Exercise goal -> Show all lines holding "รายการท".

Exercise material ->
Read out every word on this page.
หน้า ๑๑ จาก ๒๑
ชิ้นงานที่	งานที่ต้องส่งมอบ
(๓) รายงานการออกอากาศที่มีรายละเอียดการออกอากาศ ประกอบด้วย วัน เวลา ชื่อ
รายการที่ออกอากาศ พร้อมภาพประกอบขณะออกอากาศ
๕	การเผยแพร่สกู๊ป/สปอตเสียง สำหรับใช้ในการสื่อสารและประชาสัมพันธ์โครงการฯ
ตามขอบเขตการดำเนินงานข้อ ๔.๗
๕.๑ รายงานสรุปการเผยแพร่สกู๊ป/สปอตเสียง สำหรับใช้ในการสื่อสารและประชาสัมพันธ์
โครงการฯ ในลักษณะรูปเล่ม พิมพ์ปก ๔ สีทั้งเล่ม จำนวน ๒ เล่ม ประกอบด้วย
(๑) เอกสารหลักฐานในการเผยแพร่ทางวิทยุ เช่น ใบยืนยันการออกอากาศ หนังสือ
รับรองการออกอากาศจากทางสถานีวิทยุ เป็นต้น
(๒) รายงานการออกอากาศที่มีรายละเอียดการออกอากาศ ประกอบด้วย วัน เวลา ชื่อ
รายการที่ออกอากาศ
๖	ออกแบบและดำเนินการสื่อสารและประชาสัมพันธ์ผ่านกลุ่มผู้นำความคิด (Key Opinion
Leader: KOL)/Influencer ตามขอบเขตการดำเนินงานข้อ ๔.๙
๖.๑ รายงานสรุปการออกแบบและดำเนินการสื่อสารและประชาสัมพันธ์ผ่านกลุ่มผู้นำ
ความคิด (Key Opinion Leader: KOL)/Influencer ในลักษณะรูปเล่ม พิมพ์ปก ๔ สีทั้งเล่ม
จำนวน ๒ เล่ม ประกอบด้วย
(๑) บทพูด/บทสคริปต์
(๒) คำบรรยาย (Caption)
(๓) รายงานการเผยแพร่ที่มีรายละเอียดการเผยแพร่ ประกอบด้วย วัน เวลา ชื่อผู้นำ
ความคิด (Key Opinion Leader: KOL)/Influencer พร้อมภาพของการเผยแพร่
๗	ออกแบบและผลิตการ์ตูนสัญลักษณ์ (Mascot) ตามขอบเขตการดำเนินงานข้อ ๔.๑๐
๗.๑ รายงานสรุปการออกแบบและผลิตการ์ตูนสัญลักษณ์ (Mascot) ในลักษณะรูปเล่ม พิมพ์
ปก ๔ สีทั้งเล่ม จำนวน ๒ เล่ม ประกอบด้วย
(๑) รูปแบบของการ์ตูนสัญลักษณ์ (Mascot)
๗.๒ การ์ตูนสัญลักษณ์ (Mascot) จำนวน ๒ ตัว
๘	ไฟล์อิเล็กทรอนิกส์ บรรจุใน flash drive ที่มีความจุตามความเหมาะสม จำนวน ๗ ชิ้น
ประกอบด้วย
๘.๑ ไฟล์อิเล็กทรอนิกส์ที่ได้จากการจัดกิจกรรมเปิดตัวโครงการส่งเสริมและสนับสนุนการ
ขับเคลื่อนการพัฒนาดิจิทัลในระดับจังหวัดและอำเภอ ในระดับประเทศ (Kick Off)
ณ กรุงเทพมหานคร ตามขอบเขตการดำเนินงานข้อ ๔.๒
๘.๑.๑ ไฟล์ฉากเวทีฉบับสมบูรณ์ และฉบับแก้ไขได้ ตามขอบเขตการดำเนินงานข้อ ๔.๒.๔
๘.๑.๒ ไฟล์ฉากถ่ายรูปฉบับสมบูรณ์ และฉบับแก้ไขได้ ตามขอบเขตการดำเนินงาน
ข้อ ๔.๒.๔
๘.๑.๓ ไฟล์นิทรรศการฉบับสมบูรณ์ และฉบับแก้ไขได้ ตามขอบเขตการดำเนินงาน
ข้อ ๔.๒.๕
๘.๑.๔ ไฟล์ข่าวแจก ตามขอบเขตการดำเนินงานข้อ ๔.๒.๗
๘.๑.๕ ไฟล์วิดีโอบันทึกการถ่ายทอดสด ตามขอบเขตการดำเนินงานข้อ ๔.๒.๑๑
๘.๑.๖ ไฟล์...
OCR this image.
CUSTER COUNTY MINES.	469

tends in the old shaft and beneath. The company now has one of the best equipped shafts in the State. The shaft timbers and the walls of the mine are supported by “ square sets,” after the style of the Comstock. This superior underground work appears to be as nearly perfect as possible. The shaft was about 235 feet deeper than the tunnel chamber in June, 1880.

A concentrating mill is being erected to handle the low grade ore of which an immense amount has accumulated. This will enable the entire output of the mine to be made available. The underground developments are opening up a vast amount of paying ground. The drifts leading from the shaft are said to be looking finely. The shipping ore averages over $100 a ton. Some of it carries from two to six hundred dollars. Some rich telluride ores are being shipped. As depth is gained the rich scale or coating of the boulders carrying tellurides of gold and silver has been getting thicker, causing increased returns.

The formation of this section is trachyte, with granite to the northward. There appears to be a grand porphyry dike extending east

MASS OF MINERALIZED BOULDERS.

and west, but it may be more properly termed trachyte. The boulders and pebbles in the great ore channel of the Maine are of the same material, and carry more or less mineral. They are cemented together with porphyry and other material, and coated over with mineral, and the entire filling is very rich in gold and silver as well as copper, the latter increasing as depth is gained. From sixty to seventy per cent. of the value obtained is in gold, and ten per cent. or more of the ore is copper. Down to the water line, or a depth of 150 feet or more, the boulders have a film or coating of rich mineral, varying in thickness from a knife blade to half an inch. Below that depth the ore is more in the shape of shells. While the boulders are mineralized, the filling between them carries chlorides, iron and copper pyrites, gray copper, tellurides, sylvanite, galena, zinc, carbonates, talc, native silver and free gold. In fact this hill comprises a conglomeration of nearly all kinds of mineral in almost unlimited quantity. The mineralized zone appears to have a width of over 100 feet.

Final result ->
รายการที่ออกอากาศ พร้อมภาพประกอบขณะออกอากาศ
รายการที่ออกอากาศ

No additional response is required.